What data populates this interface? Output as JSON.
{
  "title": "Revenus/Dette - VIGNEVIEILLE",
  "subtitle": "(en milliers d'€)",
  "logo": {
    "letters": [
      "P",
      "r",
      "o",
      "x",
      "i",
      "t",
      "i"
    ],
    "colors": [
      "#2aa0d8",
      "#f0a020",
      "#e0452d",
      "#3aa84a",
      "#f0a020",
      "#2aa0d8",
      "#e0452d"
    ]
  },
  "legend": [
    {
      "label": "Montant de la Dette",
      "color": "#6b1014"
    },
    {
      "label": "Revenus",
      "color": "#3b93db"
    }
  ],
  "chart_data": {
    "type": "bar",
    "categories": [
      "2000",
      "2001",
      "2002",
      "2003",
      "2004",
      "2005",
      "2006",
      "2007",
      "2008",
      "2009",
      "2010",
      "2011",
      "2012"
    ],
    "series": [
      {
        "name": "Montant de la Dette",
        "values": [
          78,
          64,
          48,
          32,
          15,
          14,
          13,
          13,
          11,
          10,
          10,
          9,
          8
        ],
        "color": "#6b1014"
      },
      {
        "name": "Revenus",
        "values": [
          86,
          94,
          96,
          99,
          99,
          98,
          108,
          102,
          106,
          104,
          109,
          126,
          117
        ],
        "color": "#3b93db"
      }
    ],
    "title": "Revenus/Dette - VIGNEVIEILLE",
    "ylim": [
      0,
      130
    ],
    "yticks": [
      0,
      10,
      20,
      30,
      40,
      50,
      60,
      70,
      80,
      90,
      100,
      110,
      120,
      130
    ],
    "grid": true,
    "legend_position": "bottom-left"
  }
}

· · · · ·

Given problem >> Repeat the records above exactly, from the first line to the last.

The answer >>
What data populates this interface? Output as JSON.
{
  "title": "Revenus/Dette - VIGNEVIEILLE",
  "subtitle": "(en milliers d'€)",
  "logo": {
    "letters": [
      "P",
      "r",
      "o",
      "x",
      "i",
      "t",
      "i"
    ],
    "colors": [
      "#2aa0d8",
      "#f0a020",
      "#e0452d",
      "#3aa84a",
      "#f0a020",
      "#2aa0d8",
      "#e0452d"
    ]
  },
  "legend": [
    {
      "label": "Montant de la Dette",
      "color": "#6b1014"
    },
    {
      "label": "Revenus",
      "color": "#3b93db"
    }
  ],
  "chart_data": {
    "type": "bar",
    "categories": [
      "2000",
      "2001",
      "2002",
      "2003",
      "2004",
      "2005",
      "2006",
      "2007",
      "2008",
      "2009",
      "2010",
      "2011",
      "2012"
    ],
    "series": [
      {
        "name": "Montant de la Dette",
        "values": [
          78,
          64,
          48,
          32,
          15,
          14,
          13,
          13,
          11,
          10,
          10,
          9,
          8
        ],
        "color": "#6b1014"
      },
      {
        "name": "Revenus",
        "values": [
          86,
          94,
          96,
          99,
          99,
          98,
          108,
          102,
          106,
          104,
          109,
          126,
          117
        ],
        "color": "#3b93db"
      }
    ],
    "title": "Revenus/Dette - VIGNEVIEILLE",
    "ylim": [
      0,
      130
    ],
    "yticks": [
      0,
      10,
      20,
      30,
      40,
      50,
      60,
      70,
      80,
      90,
      100,
      110,
      120,
      130
    ],
    "grid": true,
    "legend_position": "bottom-left"
  }
}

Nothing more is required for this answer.